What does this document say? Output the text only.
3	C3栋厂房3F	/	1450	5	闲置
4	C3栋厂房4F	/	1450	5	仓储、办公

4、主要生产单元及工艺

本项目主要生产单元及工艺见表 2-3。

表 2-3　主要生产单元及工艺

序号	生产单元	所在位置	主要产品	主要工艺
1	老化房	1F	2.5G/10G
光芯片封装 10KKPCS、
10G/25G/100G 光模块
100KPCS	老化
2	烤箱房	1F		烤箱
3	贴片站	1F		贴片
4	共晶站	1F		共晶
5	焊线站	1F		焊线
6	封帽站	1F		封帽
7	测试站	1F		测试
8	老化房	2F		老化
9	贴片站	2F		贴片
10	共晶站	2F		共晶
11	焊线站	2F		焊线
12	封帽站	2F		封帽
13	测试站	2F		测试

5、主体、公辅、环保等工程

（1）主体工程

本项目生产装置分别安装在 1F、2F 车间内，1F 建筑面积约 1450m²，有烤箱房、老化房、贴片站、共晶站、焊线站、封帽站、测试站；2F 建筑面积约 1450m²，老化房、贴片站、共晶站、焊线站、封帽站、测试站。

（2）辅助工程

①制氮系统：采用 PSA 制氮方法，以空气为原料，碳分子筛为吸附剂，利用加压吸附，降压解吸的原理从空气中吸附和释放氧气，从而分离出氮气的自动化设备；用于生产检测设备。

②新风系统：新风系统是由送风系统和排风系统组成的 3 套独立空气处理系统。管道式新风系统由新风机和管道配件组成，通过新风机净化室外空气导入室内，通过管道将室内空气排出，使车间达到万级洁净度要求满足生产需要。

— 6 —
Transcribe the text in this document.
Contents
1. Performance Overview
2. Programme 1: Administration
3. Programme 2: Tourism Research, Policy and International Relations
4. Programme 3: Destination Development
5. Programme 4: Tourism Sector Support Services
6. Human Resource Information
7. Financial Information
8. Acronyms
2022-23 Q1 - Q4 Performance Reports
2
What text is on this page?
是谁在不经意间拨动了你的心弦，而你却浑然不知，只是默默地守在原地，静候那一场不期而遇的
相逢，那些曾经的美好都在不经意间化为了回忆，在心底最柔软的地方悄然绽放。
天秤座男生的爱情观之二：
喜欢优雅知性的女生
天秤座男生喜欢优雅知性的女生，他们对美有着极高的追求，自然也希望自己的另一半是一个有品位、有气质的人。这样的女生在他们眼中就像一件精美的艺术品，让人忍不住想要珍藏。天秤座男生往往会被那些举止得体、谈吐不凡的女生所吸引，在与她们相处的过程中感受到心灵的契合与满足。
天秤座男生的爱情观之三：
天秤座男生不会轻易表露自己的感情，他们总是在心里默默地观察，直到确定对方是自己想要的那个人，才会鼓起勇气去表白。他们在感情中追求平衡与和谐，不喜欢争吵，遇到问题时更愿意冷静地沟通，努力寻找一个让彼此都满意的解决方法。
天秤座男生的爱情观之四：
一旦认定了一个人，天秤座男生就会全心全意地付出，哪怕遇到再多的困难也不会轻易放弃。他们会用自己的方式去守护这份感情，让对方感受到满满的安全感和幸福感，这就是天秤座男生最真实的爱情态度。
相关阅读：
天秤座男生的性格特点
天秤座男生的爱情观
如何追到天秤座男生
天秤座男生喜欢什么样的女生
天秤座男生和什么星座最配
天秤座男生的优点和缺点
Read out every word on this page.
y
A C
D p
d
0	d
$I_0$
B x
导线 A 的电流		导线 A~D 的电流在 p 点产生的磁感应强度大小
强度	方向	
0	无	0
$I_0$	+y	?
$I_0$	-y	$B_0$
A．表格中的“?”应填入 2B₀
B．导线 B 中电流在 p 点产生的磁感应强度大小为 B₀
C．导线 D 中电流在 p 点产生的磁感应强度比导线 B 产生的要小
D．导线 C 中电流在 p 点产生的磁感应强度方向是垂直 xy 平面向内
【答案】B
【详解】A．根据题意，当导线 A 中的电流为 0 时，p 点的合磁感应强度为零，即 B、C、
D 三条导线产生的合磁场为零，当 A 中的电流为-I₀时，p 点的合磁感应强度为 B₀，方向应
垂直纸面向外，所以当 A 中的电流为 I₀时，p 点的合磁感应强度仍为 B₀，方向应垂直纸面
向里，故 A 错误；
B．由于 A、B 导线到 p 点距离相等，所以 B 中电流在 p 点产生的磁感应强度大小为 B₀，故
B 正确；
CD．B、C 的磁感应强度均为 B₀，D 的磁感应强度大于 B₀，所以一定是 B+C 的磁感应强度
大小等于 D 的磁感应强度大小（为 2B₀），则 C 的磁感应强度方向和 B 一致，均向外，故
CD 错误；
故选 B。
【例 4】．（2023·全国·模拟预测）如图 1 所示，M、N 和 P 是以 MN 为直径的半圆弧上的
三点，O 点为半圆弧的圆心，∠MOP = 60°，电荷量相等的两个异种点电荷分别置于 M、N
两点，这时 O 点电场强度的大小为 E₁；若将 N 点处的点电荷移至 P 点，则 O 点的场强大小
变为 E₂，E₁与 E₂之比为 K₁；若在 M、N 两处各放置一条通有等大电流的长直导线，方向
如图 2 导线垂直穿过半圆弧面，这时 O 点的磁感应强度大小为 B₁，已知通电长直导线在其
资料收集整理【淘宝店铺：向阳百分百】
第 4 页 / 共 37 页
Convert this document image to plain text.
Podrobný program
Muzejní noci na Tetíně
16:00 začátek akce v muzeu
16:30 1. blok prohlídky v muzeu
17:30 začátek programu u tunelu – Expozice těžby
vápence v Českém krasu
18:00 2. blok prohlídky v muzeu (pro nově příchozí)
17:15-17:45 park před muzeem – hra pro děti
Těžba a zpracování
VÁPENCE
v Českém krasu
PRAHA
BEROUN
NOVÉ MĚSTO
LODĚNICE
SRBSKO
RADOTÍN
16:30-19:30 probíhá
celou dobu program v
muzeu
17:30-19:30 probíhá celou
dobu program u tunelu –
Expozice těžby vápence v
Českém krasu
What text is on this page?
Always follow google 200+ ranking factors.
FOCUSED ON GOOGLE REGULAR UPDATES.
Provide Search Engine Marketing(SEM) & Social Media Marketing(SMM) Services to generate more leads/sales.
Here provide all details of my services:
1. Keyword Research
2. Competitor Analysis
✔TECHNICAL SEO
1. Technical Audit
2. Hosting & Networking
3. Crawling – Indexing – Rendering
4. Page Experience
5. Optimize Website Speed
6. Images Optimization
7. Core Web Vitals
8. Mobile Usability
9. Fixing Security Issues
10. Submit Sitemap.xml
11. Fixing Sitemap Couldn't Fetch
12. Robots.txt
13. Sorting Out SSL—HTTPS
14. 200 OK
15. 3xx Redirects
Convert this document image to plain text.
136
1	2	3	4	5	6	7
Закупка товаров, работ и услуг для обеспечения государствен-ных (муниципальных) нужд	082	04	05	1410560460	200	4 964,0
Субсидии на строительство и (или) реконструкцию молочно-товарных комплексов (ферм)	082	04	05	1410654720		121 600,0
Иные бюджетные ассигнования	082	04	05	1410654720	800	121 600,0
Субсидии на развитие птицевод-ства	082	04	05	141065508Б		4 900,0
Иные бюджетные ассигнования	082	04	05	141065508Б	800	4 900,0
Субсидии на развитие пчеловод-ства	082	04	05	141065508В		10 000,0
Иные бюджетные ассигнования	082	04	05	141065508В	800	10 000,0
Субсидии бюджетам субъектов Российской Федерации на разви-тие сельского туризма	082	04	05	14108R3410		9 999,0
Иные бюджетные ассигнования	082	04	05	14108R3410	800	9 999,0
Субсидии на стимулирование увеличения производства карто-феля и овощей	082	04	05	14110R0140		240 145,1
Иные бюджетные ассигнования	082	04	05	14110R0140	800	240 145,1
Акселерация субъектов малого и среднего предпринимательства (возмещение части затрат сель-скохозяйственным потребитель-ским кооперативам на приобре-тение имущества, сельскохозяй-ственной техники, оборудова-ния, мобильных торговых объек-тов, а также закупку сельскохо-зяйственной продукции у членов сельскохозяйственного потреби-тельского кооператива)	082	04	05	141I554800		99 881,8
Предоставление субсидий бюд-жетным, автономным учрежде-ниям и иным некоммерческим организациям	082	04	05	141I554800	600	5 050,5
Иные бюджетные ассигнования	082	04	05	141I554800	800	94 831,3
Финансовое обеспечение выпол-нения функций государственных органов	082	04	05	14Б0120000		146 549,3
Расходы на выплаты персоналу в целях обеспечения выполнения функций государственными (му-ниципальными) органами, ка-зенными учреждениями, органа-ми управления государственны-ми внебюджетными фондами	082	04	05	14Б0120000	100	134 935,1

• [TASK REQUIREMENTS]
In the records above, collect each line with "Programme".

• [WRITTEN SOLUTION]
2. Programme 1: Administration
3. Programme 2: Tourism Research, Policy and International Relations
4. Programme 3: Destination Development
5. Programme 4: Tourism Sector Support Services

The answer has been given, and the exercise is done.